EXERCISE DETAILS
Copy out lines with the word "title" from the material that follows.

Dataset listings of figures
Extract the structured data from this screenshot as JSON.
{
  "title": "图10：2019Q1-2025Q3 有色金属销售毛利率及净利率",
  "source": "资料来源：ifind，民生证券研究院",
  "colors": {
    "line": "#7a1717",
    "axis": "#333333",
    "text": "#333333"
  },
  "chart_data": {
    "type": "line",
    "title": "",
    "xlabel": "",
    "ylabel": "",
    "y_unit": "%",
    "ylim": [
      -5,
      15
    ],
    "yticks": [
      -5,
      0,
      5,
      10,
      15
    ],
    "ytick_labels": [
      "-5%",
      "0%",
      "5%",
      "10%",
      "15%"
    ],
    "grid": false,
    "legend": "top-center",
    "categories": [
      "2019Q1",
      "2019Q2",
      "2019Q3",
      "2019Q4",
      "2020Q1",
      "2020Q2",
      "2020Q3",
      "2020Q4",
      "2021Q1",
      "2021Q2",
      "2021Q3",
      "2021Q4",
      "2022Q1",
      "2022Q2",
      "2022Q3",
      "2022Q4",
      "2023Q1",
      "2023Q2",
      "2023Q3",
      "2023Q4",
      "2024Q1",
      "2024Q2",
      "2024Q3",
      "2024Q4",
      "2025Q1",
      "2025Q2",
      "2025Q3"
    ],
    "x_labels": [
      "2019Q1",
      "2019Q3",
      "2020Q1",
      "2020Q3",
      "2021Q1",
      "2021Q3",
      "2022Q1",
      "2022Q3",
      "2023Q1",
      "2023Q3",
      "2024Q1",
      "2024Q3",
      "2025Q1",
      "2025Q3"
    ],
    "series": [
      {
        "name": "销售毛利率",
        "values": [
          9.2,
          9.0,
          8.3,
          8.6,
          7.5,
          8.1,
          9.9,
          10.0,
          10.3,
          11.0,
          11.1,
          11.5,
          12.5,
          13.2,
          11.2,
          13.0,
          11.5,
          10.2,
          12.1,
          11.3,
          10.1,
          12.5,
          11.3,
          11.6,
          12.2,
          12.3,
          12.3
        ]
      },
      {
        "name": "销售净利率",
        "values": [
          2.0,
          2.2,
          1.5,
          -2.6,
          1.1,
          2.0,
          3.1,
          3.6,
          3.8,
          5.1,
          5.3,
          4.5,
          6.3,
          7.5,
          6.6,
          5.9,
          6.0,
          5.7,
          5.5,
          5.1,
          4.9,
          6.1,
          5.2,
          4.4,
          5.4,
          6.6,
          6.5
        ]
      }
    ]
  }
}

OUTPUT FOR THIS EXERCISE
  "title": "图10：2019Q1-2025Q3 有色金属销售毛利率及净利率",
    "title": "",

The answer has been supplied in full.